## [BRIEF]
Identify the lines that include the word "Products", then copy all of them.

----- DATASET EXCERPTS

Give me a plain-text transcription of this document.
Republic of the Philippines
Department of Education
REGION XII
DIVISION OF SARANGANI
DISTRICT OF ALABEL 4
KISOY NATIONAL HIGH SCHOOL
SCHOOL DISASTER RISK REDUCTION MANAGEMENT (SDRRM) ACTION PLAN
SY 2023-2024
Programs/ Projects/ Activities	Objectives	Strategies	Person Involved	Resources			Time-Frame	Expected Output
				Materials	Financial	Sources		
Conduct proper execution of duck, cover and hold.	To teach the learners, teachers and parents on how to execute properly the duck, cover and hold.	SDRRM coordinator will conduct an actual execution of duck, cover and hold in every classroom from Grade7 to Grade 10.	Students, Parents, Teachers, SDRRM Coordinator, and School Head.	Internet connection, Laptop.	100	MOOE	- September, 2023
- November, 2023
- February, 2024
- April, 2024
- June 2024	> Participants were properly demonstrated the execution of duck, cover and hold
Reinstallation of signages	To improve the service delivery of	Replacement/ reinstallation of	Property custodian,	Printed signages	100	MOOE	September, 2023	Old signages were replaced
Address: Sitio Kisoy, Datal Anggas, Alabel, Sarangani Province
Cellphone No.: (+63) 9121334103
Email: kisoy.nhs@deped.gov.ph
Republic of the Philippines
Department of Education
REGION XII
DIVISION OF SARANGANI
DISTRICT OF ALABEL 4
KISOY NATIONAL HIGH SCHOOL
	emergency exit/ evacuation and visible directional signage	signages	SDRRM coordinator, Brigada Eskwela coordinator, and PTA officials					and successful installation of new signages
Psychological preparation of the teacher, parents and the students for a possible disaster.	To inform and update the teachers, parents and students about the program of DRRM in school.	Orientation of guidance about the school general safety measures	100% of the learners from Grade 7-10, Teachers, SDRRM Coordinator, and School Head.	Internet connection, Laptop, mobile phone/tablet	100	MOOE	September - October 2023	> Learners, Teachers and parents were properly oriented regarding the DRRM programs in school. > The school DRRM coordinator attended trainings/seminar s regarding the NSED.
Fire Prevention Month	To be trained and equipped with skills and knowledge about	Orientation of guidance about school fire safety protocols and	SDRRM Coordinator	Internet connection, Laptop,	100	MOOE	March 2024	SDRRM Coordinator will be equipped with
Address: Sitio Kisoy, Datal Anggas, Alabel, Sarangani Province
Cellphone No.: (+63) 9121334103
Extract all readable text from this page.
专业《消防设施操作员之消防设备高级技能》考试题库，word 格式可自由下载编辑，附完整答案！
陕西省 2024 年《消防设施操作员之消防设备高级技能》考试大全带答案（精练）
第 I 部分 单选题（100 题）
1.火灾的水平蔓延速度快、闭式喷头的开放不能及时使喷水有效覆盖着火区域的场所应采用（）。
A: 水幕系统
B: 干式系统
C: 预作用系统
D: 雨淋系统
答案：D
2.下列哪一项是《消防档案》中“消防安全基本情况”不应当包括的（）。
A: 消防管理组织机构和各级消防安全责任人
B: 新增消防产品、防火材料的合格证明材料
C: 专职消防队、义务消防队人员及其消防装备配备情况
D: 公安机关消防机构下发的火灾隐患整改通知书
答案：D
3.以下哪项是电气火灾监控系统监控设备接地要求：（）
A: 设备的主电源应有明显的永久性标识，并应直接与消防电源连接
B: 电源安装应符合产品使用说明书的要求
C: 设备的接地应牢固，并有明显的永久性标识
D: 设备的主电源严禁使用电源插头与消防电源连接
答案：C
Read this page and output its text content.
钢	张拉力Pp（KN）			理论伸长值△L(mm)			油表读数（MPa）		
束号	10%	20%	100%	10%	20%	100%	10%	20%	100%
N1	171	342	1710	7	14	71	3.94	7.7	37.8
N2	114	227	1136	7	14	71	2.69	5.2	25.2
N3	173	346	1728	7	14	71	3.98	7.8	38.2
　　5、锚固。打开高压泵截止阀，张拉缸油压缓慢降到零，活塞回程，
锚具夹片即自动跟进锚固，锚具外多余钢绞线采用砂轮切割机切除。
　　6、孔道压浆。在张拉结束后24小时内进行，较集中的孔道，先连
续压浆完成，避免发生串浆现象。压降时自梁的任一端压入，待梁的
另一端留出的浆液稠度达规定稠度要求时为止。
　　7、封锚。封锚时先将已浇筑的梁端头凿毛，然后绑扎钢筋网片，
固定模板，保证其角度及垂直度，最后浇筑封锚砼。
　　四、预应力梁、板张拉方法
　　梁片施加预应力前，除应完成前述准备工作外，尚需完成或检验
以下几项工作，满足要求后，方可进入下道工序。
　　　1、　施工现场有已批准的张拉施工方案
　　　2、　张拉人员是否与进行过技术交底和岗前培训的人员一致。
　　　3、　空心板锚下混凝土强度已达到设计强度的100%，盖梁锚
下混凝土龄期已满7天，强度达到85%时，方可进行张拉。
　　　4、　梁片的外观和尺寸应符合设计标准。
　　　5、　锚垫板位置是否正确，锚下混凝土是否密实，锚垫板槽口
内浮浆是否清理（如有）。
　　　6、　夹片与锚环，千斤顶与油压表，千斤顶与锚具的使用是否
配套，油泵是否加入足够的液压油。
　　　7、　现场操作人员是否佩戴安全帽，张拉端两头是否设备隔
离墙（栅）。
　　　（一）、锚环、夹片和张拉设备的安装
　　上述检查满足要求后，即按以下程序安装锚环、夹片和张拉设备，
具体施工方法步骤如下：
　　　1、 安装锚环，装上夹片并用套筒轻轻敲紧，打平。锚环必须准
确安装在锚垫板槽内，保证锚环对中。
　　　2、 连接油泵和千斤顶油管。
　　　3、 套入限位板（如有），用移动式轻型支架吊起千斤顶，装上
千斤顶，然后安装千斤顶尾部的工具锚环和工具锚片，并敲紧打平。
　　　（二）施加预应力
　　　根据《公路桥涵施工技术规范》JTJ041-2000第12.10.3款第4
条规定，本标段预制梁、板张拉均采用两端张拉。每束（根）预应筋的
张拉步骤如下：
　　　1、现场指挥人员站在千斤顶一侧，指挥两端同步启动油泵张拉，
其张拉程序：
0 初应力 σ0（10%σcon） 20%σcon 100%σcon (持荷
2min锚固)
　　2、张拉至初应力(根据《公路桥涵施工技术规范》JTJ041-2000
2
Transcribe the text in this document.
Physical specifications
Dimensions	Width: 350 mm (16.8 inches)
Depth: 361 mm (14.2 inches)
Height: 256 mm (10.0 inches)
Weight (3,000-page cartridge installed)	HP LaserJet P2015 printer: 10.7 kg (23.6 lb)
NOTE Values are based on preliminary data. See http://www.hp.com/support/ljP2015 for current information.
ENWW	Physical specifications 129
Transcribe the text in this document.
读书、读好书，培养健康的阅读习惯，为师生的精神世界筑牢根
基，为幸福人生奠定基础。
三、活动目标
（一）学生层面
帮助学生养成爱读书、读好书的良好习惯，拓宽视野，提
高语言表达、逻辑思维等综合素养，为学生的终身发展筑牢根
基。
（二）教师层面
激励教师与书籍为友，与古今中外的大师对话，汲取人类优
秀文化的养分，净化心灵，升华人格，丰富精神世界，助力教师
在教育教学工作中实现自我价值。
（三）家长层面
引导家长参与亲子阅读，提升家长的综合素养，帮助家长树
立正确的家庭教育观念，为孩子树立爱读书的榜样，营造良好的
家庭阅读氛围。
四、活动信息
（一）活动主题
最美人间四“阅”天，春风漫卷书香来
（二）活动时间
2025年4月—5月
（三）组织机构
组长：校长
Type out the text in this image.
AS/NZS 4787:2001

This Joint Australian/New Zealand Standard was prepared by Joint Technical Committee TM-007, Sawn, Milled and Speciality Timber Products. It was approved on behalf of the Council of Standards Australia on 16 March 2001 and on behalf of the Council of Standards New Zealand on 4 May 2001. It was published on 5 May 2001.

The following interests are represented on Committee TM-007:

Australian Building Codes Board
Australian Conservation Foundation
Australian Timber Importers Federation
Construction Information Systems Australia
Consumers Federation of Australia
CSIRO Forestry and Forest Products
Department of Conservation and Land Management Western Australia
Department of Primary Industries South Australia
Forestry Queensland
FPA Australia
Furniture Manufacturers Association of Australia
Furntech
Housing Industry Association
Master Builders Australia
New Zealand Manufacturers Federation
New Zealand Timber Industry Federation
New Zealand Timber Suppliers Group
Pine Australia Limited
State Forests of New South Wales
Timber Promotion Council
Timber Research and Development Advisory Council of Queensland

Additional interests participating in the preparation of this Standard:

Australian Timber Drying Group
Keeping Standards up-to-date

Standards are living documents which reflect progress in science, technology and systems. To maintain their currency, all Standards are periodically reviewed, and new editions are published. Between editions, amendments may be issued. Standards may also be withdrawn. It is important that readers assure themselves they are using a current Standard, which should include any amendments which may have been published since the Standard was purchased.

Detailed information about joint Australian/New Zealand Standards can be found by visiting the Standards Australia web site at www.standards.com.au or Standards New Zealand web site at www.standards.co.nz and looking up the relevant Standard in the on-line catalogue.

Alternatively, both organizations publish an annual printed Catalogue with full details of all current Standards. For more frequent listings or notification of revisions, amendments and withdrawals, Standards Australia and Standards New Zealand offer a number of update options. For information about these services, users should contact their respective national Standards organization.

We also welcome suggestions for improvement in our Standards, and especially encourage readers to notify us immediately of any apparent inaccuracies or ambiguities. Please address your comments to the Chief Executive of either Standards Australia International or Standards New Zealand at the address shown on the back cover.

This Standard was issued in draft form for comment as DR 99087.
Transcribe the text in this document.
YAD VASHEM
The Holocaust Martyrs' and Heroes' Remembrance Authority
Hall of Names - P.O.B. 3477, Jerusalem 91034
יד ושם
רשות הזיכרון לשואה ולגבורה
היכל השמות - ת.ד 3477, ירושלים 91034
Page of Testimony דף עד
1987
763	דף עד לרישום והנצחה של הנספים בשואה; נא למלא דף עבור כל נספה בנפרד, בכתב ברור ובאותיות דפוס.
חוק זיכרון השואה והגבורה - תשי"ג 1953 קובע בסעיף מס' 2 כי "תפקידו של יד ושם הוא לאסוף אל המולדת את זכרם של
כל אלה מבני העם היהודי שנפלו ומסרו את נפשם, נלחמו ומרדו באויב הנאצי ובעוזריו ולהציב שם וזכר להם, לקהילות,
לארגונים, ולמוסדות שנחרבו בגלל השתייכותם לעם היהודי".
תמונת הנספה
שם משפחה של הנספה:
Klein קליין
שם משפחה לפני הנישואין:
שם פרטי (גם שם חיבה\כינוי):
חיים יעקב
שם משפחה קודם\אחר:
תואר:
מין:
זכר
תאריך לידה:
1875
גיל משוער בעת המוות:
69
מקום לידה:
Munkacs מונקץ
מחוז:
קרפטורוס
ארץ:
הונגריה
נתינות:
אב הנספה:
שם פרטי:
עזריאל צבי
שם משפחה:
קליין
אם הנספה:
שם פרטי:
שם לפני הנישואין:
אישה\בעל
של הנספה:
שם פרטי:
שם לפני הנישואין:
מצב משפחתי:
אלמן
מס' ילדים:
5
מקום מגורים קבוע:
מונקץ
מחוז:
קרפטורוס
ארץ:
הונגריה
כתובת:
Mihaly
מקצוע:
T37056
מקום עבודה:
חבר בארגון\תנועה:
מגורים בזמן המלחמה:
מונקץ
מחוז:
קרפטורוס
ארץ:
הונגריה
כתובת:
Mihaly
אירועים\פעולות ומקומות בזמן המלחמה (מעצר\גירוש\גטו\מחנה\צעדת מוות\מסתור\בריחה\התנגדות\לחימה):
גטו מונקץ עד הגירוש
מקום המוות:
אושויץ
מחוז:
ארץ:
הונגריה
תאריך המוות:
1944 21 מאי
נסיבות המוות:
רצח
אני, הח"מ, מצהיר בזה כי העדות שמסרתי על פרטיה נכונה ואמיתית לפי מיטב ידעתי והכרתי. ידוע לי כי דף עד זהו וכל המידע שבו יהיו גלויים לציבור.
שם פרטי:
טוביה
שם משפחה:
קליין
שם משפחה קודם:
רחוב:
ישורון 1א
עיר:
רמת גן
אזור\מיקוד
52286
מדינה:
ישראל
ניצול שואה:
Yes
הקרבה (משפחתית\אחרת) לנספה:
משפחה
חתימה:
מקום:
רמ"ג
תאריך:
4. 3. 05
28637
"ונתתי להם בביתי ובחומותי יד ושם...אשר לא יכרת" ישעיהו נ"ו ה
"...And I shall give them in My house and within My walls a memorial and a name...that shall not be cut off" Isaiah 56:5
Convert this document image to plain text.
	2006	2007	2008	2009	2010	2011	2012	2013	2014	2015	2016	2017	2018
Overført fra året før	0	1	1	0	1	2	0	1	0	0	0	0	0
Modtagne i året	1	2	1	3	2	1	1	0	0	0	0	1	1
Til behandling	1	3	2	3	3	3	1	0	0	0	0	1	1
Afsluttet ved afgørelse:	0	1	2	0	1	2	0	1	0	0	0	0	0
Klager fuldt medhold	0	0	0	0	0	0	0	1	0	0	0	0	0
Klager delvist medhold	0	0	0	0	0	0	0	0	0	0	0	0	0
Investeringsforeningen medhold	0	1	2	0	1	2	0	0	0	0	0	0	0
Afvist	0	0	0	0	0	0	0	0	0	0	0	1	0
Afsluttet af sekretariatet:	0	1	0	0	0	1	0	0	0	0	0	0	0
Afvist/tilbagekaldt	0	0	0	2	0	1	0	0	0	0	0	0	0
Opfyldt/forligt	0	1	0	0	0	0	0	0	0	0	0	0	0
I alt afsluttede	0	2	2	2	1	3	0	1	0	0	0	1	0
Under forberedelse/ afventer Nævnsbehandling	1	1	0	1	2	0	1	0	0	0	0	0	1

----------

## [SOLVED EXERCISE]
This Joint Australian/New Zealand Standard was prepared by Joint Technical Committee TM-007, Sawn, Milled and Speciality Timber Products. It was approved on behalf of the Council of Standards Australia on 16 March 2001 and on behalf of the Council of Standards New Zealand on 4 May 2001. It was published on 5 May 2001.
CSIRO Forestry and Forest Products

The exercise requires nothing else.